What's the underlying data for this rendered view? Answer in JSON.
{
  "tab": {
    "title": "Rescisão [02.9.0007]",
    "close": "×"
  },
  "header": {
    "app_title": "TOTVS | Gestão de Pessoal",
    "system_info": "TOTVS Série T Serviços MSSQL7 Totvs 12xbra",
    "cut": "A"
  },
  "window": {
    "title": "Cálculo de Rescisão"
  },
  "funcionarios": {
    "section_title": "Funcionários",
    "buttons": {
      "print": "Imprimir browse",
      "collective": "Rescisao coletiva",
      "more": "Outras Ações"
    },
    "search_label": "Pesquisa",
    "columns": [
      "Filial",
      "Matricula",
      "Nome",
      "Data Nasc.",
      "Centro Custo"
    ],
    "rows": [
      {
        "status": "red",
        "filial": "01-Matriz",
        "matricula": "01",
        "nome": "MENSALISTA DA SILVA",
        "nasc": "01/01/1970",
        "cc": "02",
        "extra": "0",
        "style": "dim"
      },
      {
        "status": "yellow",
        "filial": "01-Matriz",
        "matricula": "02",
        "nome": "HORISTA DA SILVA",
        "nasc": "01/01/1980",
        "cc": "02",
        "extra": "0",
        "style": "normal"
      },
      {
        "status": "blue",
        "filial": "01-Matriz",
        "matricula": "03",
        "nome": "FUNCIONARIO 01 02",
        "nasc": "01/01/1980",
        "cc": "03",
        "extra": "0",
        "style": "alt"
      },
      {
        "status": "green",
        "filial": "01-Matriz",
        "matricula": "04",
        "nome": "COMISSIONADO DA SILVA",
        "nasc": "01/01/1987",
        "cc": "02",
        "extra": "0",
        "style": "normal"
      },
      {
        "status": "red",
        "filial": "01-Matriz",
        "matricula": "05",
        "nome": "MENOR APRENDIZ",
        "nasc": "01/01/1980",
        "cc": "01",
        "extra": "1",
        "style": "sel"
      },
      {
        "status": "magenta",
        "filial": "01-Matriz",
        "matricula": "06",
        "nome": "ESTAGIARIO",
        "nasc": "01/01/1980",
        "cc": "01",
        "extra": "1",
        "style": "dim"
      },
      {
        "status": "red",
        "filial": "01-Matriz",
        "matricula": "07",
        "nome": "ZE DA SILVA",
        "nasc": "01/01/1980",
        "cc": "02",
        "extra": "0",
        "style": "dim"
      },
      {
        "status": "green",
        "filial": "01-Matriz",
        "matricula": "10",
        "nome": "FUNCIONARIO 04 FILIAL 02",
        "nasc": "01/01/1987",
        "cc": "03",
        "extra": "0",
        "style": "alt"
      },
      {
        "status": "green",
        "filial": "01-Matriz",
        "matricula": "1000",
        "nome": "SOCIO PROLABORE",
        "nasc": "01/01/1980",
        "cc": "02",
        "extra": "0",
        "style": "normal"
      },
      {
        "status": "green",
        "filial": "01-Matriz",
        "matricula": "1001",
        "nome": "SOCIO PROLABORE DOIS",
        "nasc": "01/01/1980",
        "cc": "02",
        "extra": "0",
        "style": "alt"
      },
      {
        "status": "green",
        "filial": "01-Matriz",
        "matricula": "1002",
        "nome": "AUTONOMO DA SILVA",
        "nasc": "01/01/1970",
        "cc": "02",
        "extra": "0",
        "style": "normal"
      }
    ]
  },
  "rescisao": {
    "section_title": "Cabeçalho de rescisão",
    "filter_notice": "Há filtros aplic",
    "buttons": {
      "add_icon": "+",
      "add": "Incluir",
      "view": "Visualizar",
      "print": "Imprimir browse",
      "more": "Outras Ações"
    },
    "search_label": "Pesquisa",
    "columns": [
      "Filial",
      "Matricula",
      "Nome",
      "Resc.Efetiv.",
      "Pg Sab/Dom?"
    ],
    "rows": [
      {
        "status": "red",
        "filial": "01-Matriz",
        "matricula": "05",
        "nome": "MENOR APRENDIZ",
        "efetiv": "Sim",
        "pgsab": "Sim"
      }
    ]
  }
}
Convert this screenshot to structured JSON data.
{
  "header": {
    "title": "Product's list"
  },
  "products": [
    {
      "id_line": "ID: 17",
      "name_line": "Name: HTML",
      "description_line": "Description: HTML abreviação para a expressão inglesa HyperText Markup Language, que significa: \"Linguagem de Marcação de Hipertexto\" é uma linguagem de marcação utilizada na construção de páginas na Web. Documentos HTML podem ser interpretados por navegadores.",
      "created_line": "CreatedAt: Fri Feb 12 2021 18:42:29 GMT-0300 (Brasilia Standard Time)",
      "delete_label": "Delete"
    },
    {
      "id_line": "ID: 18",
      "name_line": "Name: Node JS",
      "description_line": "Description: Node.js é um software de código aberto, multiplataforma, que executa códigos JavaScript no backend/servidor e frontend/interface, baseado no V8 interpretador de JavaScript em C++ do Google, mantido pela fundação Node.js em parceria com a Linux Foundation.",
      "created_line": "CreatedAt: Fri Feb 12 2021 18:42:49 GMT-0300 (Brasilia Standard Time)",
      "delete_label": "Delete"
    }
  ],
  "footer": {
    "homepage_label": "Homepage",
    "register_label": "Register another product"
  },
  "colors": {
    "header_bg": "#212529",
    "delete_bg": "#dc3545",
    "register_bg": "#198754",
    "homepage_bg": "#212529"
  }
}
§ §
Copy, from the material above, each line in which the string "this" occurs.

THE ANSWER:
What's the underlying data for this rendered view? Answer in JSON.
Convert this screenshot to structured JSON data.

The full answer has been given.